▶ [What you will do]: The entries below are to be written out again without alteration.

[Extracted records]
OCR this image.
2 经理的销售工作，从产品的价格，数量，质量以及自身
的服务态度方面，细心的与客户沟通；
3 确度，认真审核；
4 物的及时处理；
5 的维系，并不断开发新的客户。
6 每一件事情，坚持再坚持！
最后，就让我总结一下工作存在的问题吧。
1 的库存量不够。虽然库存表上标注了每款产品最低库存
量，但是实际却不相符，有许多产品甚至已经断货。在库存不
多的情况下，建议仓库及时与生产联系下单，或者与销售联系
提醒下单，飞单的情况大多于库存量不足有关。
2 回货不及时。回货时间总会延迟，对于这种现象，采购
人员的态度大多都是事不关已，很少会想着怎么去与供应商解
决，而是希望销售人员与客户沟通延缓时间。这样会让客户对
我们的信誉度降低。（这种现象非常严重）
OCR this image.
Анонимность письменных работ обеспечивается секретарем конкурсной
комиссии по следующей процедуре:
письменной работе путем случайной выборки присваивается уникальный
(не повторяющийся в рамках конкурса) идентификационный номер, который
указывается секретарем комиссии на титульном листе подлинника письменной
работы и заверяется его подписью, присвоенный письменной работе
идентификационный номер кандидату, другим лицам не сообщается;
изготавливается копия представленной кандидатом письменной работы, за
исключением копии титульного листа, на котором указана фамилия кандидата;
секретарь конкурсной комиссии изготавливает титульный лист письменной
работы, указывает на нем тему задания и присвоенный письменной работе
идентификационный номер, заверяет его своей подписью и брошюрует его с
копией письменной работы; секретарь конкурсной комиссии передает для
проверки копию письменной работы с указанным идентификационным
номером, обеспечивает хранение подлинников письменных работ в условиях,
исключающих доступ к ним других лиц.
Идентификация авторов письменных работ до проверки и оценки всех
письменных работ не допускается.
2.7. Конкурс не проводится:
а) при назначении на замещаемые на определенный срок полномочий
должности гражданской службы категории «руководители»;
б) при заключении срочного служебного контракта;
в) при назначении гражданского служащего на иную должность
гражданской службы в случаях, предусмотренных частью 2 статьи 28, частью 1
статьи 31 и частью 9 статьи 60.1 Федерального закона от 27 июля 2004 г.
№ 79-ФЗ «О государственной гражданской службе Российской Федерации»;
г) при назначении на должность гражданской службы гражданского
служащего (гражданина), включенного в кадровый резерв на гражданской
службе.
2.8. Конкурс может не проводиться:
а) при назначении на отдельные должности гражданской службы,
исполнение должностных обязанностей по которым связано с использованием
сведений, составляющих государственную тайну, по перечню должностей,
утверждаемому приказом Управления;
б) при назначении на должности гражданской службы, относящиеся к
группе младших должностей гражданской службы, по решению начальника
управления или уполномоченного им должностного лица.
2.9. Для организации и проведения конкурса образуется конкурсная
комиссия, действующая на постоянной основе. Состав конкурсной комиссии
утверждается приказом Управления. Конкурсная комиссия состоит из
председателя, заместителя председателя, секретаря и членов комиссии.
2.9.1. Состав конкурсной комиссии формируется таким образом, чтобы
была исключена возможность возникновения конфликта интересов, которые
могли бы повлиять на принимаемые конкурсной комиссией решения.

▶ [Task solution]:
OCR this image.
2 经理的销售工作，从产品的价格，数量，质量以及自身
的服务态度方面，细心的与客户沟通；
3 确度，认真审核；
4 物的及时处理；
5 的维系，并不断开发新的客户。
6 每一件事情，坚持再坚持！
最后，就让我总结一下工作存在的问题吧。
1 的库存量不够。虽然库存表上标注了每款产品最低库存
量，但是实际却不相符，有许多产品甚至已经断货。在库存不
多的情况下，建议仓库及时与生产联系下单，或者与销售联系
提醒下单，飞单的情况大多于库存量不足有关。
2 回货不及时。回货时间总会延迟，对于这种现象，采购
人员的态度大多都是事不关已，很少会想着怎么去与供应商解
决，而是希望销售人员与客户沟通延缓时间。这样会让客户对
我们的信誉度降低。（这种现象非常严重）
OCR this image.
Анонимность письменных работ обеспечивается секретарем конкурсной
комиссии по следующей процедуре:
письменной работе путем случайной выборки присваивается уникальный
(не повторяющийся в рамках конкурса) идентификационный номер, который
указывается секретарем комиссии на титульном листе подлинника письменной
работы и заверяется его подписью, присвоенный письменной работе
идентификационный номер кандидату, другим лицам не сообщается;
изготавливается копия представленной кандидатом письменной работы, за
исключением копии титульного листа, на котором указана фамилия кандидата;
секретарь конкурсной комиссии изготавливает титульный лист письменной
работы, указывает на нем тему задания и присвоенный письменной работе
идентификационный номер, заверяет его своей подписью и брошюрует его с
копией письменной работы; секретарь конкурсной комиссии передает для
проверки копию письменной работы с указанным идентификационным
номером, обеспечивает хранение подлинников письменных работ в условиях,
исключающих доступ к ним других лиц.
Идентификация авторов письменных работ до проверки и оценки всех
письменных работ не допускается.
2.7. Конкурс не проводится:
а) при назначении на замещаемые на определенный срок полномочий
должности гражданской службы категории «руководители»;
б) при заключении срочного служебного контракта;
в) при назначении гражданского служащего на иную должность
гражданской службы в случаях, предусмотренных частью 2 статьи 28, частью 1
статьи 31 и частью 9 статьи 60.1 Федерального закона от 27 июля 2004 г.
№ 79-ФЗ «О государственной гражданской службе Российской Федерации»;
г) при назначении на должность гражданской службы гражданского
служащего (гражданина), включенного в кадровый резерв на гражданской
службе.
2.8. Конкурс может не проводиться:
а) при назначении на отдельные должности гражданской службы,
исполнение должностных обязанностей по которым связано с использованием
сведений, составляющих государственную тайну, по перечню должностей,
утверждаемому приказом Управления;
б) при назначении на должности гражданской службы, относящиеся к
группе младших должностей гражданской службы, по решению начальника
управления или уполномоченного им должностного лица.
2.9. Для организации и проведения конкурса образуется конкурсная
комиссия, действующая на постоянной основе. Состав конкурсной комиссии
утверждается приказом Управления. Конкурсная комиссия состоит из
председателя, заместителя председателя, секретаря и членов комиссии.
2.9.1. Состав конкурсной комиссии формируется таким образом, чтобы
была исключена возможность возникновения конфликта интересов, которые
могли бы повлиять на принимаемые конкурсной комиссией решения.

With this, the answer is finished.